- **EXERCISE INSTRUCTIONS**
Transcribe all of the material exactly, except for its pictures.

Dataset listings of figures
-- BEGIN --
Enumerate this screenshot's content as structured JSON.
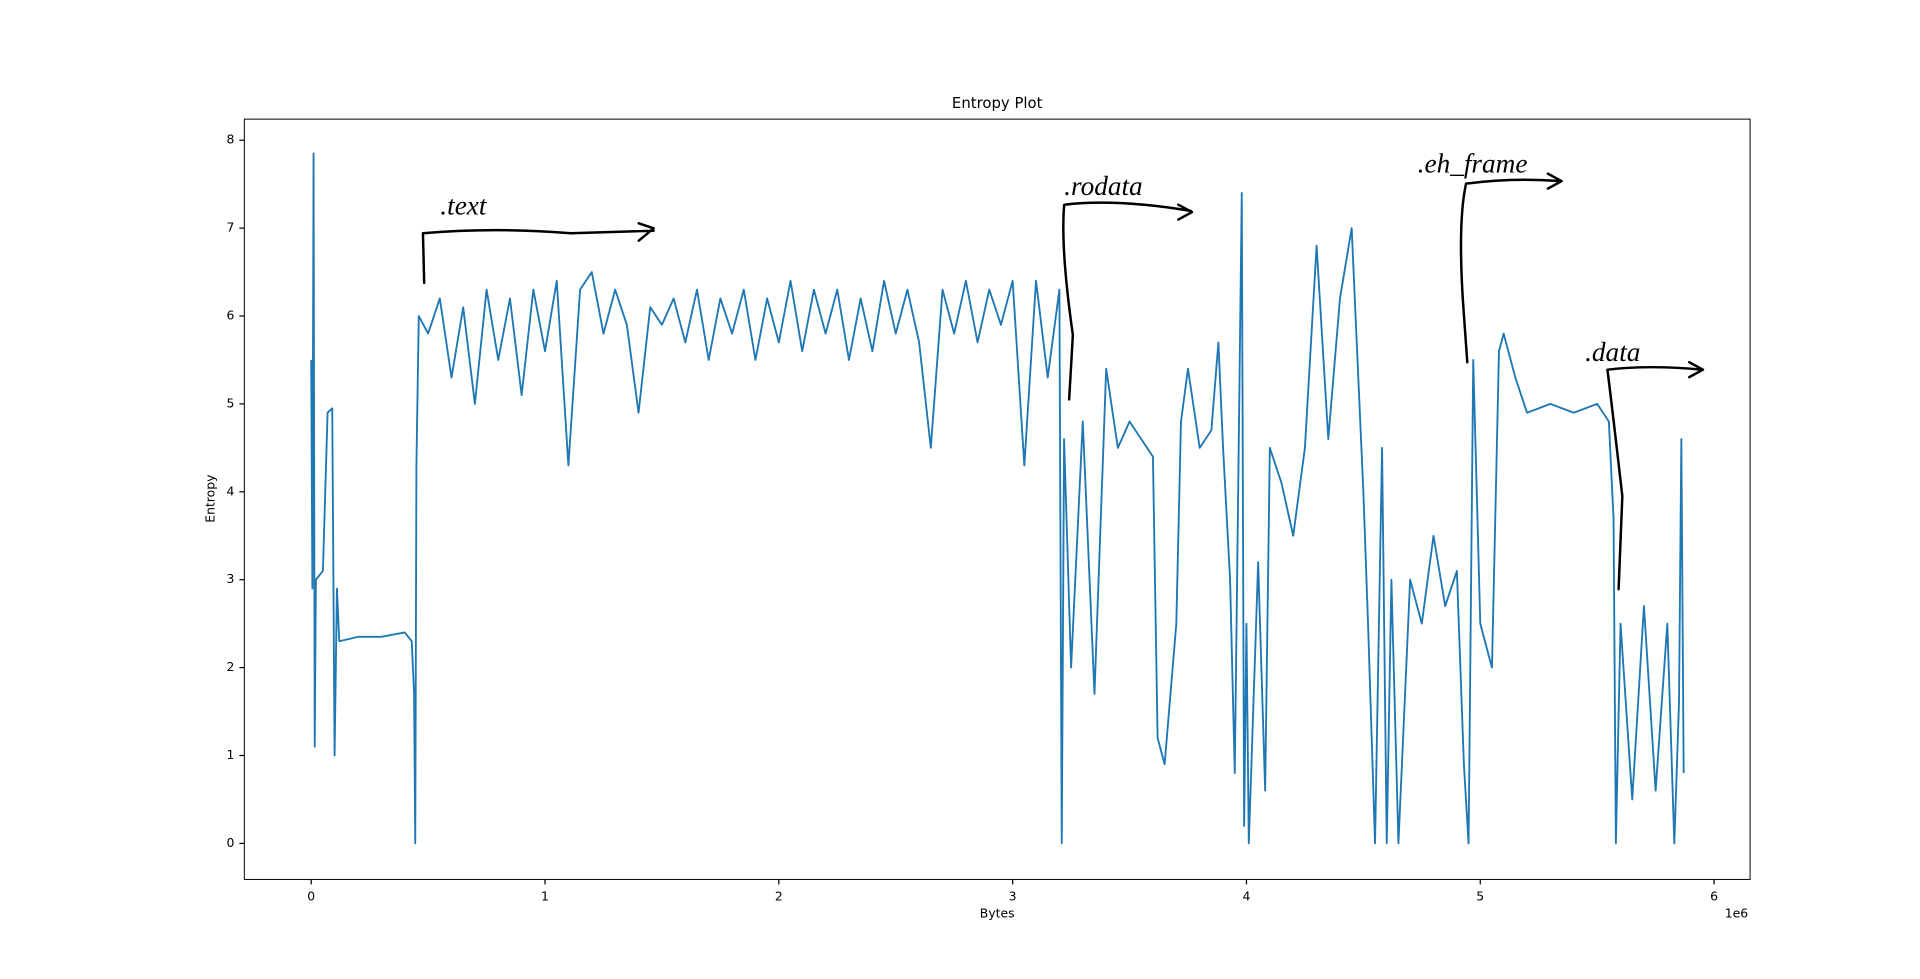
{
  "chart_data": {
    "type": "line",
    "title": "Entropy Plot",
    "x_label": "Bytes",
    "y_label": "Entropy",
    "x_offset_label": "1e6",
    "color": "#1f77b4",
    "x": [
      0,
      5000,
      10000,
      15000,
      20000,
      50000,
      70000,
      90000,
      100000,
      110000,
      120000,
      200000,
      300000,
      400000,
      430000,
      440000,
      445000,
      450000,
      460000,
      500000,
      550000,
      600000,
      650000,
      700000,
      750000,
      800000,
      850000,
      900000,
      950000,
      1000000,
      1050000,
      1100000,
      1150000,
      1200000,
      1250000,
      1300000,
      1350000,
      1400000,
      1450000,
      1500000,
      1550000,
      1600000,
      1650000,
      1700000,
      1750000,
      1800000,
      1850000,
      1900000,
      1950000,
      2000000,
      2050000,
      2100000,
      2150000,
      2200000,
      2250000,
      2300000,
      2350000,
      2400000,
      2450000,
      2500000,
      2550000,
      2600000,
      2650000,
      2700000,
      2750000,
      2800000,
      2850000,
      2900000,
      2950000,
      3000000,
      3050000,
      3100000,
      3150000,
      3200000,
      3210000,
      3220000,
      3250000,
      3300000,
      3350000,
      3400000,
      3450000,
      3500000,
      3550000,
      3600000,
      3620000,
      3650000,
      3700000,
      3720000,
      3750000,
      3800000,
      3850000,
      3880000,
      3900000,
      3930000,
      3950000,
      3980000,
      3990000,
      4000000,
      4010000,
      4050000,
      4080000,
      4100000,
      4150000,
      4200000,
      4250000,
      4300000,
      4350000,
      4400000,
      4450000,
      4500000,
      4520000,
      4550000,
      4580000,
      4600000,
      4620000,
      4650000,
      4700000,
      4750000,
      4800000,
      4850000,
      4900000,
      4930000,
      4950000,
      4970000,
      5000000,
      5050000,
      5080000,
      5100000,
      5150000,
      5200000,
      5300000,
      5400000,
      5500000,
      5550000,
      5570000,
      5580000,
      5600000,
      5650000,
      5700000,
      5750000,
      5800000,
      5830000,
      5850000,
      5860000,
      5870000
    ],
    "values": [
      5.5,
      2.9,
      7.85,
      1.1,
      3.0,
      3.1,
      4.9,
      4.95,
      1.0,
      2.9,
      2.3,
      2.35,
      2.35,
      2.4,
      2.3,
      1.7,
      0,
      4.3,
      6.0,
      5.8,
      6.2,
      5.3,
      6.1,
      5.0,
      6.3,
      5.5,
      6.2,
      5.1,
      6.3,
      5.6,
      6.4,
      4.3,
      6.3,
      6.5,
      5.8,
      6.3,
      5.9,
      4.9,
      6.1,
      5.9,
      6.2,
      5.7,
      6.3,
      5.5,
      6.2,
      5.8,
      6.3,
      5.5,
      6.2,
      5.7,
      6.4,
      5.6,
      6.3,
      5.8,
      6.3,
      5.5,
      6.2,
      5.6,
      6.4,
      5.8,
      6.3,
      5.7,
      4.5,
      6.3,
      5.8,
      6.4,
      5.7,
      6.3,
      5.9,
      6.4,
      4.3,
      6.4,
      5.3,
      6.3,
      0,
      4.6,
      2.0,
      4.8,
      1.7,
      5.4,
      4.5,
      4.8,
      4.6,
      4.4,
      1.2,
      0.9,
      2.5,
      4.8,
      5.4,
      4.5,
      4.7,
      5.7,
      4.5,
      3.0,
      0.8,
      7.4,
      0.2,
      2.5,
      0,
      3.2,
      0.6,
      4.5,
      4.1,
      3.5,
      4.5,
      6.8,
      4.6,
      6.2,
      7.0,
      4.0,
      2.5,
      0,
      4.5,
      0,
      3.0,
      0,
      3.0,
      2.5,
      3.5,
      2.7,
      3.1,
      0.9,
      0,
      5.5,
      2.5,
      2.0,
      5.6,
      5.8,
      5.3,
      4.9,
      5.0,
      4.9,
      5.0,
      4.8,
      3.7,
      0,
      2.5,
      0.5,
      2.7,
      0.6,
      2.5,
      0,
      1.6,
      4.6,
      0.8
    ],
    "xlim": [
      -286000,
      6154000
    ],
    "xticks": [
      {
        "value": 0,
        "label": "0"
      },
      {
        "value": 1000000,
        "label": "1"
      },
      {
        "value": 2000000,
        "label": "2"
      },
      {
        "value": 3000000,
        "label": "3"
      },
      {
        "value": 4000000,
        "label": "4"
      },
      {
        "value": 5000000,
        "label": "5"
      },
      {
        "value": 6000000,
        "label": "6"
      }
    ],
    "ylim": [
      -0.41,
      8.24
    ],
    "yticks": [
      0,
      1,
      2,
      3,
      4,
      5,
      6,
      7,
      8
    ],
    "annotations": [
      {
        "text": ".text"
      },
      {
        "text": ".rodata"
      },
      {
        "text": ".eh_frame"
      },
      {
        "text": ".data"
      }
    ]
  }
}
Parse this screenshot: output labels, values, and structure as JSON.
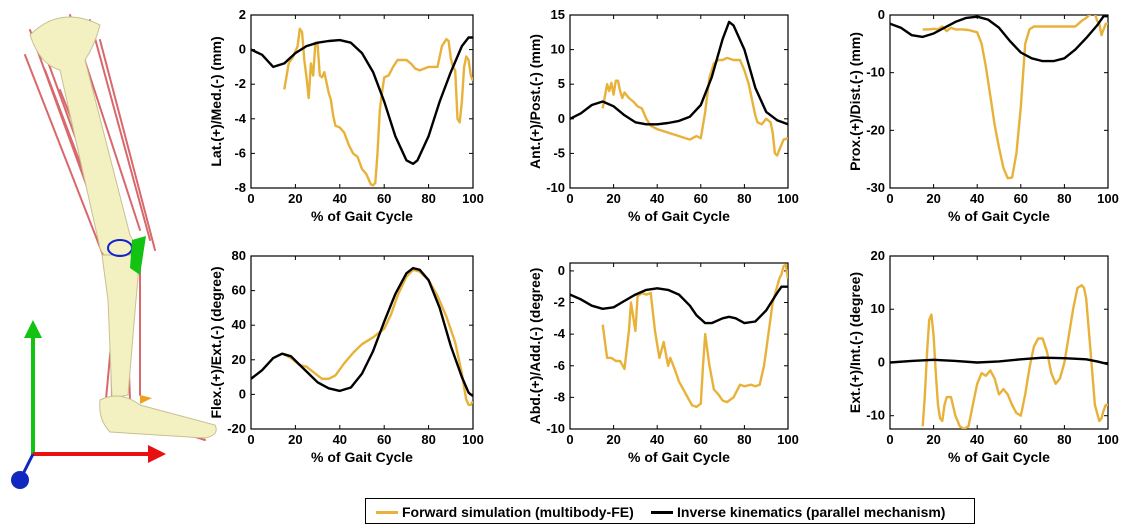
-- END --
- **OUTPUT**
Enumerate this screenshot's content as structured JSON.
{
  "chart_data": {
    "type": "line",
    "title": "Entropy Plot",
    "x_label": "Bytes",
    "y_label": "Entropy",
    "x_offset_label": "1e6",
    "color": "#1f77b4",
    "x": [
      0,
      5000,
      10000,
      15000,
      20000,
      50000,
      70000,
      90000,
      100000,
      110000,
      120000,
      200000,
      300000,
      400000,
      430000,
      440000,
      445000,
      450000,
      460000,
      500000,
      550000,
      600000,
      650000,
      700000,
      750000,
      800000,
      850000,
      900000,
      950000,
      1000000,
      1050000,
      1100000,
      1150000,
      1200000,
      1250000,
      1300000,
      1350000,
      1400000,
      1450000,
      1500000,
      1550000,
      1600000,
      1650000,
      1700000,
      1750000,
      1800000,
      1850000,
      1900000,
      1950000,
      2000000,
      2050000,
      2100000,
      2150000,
      2200000,
      2250000,
      2300000,
      2350000,
      2400000,
      2450000,
      2500000,
      2550000,
      2600000,
      2650000,
      2700000,
      2750000,
      2800000,
      2850000,
      2900000,
      2950000,
      3000000,
      3050000,
      3100000,
      3150000,
      3200000,
      3210000,
      3220000,
      3250000,
      3300000,
      3350000,
      3400000,
      3450000,
      3500000,
      3550000,
      3600000,
      3620000,
      3650000,
      3700000,
      3720000,
      3750000,
      3800000,
      3850000,
      3880000,
      3900000,
      3930000,
      3950000,
      3980000,
      3990000,
      4000000,
      4010000,
      4050000,
      4080000,
      4100000,
      4150000,
      4200000,
      4250000,
      4300000,
      4350000,
      4400000,
      4450000,
      4500000,
      4520000,
      4550000,
      4580000,
      4600000,
      4620000,
      4650000,
      4700000,
      4750000,
      4800000,
      4850000,
      4900000,
      4930000,
      4950000,
      4970000,
      5000000,
      5050000,
      5080000,
      5100000,
      5150000,
      5200000,
      5300000,
      5400000,
      5500000,
      5550000,
      5570000,
      5580000,
      5600000,
      5650000,
      5700000,
      5750000,
      5800000,
      5830000,
      5850000,
      5860000,
      5870000
    ],
    "values": [
      5.5,
      2.9,
      7.85,
      1.1,
      3.0,
      3.1,
      4.9,
      4.95,
      1.0,
      2.9,
      2.3,
      2.35,
      2.35,
      2.4,
      2.3,
      1.7,
      0,
      4.3,
      6.0,
      5.8,
      6.2,
      5.3,
      6.1,
      5.0,
      6.3,
      5.5,
      6.2,
      5.1,
      6.3,
      5.6,
      6.4,
      4.3,
      6.3,
      6.5,
      5.8,
      6.3,
      5.9,
      4.9,
      6.1,
      5.9,
      6.2,
      5.7,
      6.3,
      5.5,
      6.2,
      5.8,
      6.3,
      5.5,
      6.2,
      5.7,
      6.4,
      5.6,
      6.3,
      5.8,
      6.3,
      5.5,
      6.2,
      5.6,
      6.4,
      5.8,
      6.3,
      5.7,
      4.5,
      6.3,
      5.8,
      6.4,
      5.7,
      6.3,
      5.9,
      6.4,
      4.3,
      6.4,
      5.3,
      6.3,
      0,
      4.6,
      2.0,
      4.8,
      1.7,
      5.4,
      4.5,
      4.8,
      4.6,
      4.4,
      1.2,
      0.9,
      2.5,
      4.8,
      5.4,
      4.5,
      4.7,
      5.7,
      4.5,
      3.0,
      0.8,
      7.4,
      0.2,
      2.5,
      0,
      3.2,
      0.6,
      4.5,
      4.1,
      3.5,
      4.5,
      6.8,
      4.6,
      6.2,
      7.0,
      4.0,
      2.5,
      0,
      4.5,
      0,
      3.0,
      0,
      3.0,
      2.5,
      3.5,
      2.7,
      3.1,
      0.9,
      0,
      5.5,
      2.5,
      2.0,
      5.6,
      5.8,
      5.3,
      4.9,
      5.0,
      4.9,
      5.0,
      4.8,
      3.7,
      0,
      2.5,
      0.5,
      2.7,
      0.6,
      2.5,
      0,
      1.6,
      4.6,
      0.8
    ],
    "xlim": [
      -286000,
      6154000
    ],
    "xticks": [
      {
        "value": 0,
        "label": "0"
      },
      {
        "value": 1000000,
        "label": "1"
      },
      {
        "value": 2000000,
        "label": "2"
      },
      {
        "value": 3000000,
        "label": "3"
      },
      {
        "value": 4000000,
        "label": "4"
      },
      {
        "value": 5000000,
        "label": "5"
      },
      {
        "value": 6000000,
        "label": "6"
      }
    ],
    "ylim": [
      -0.41,
      8.24
    ],
    "yticks": [
      0,
      1,
      2,
      3,
      4,
      5,
      6,
      7,
      8
    ],
    "annotations": [
      {
        "text": ".text"
      },
      {
        "text": ".rodata"
      },
      {
        "text": ".eh_frame"
      },
      {
        "text": ".data"
      }
    ]
  }
}
Parse this screenshot: output labels, values, and structure as JSON.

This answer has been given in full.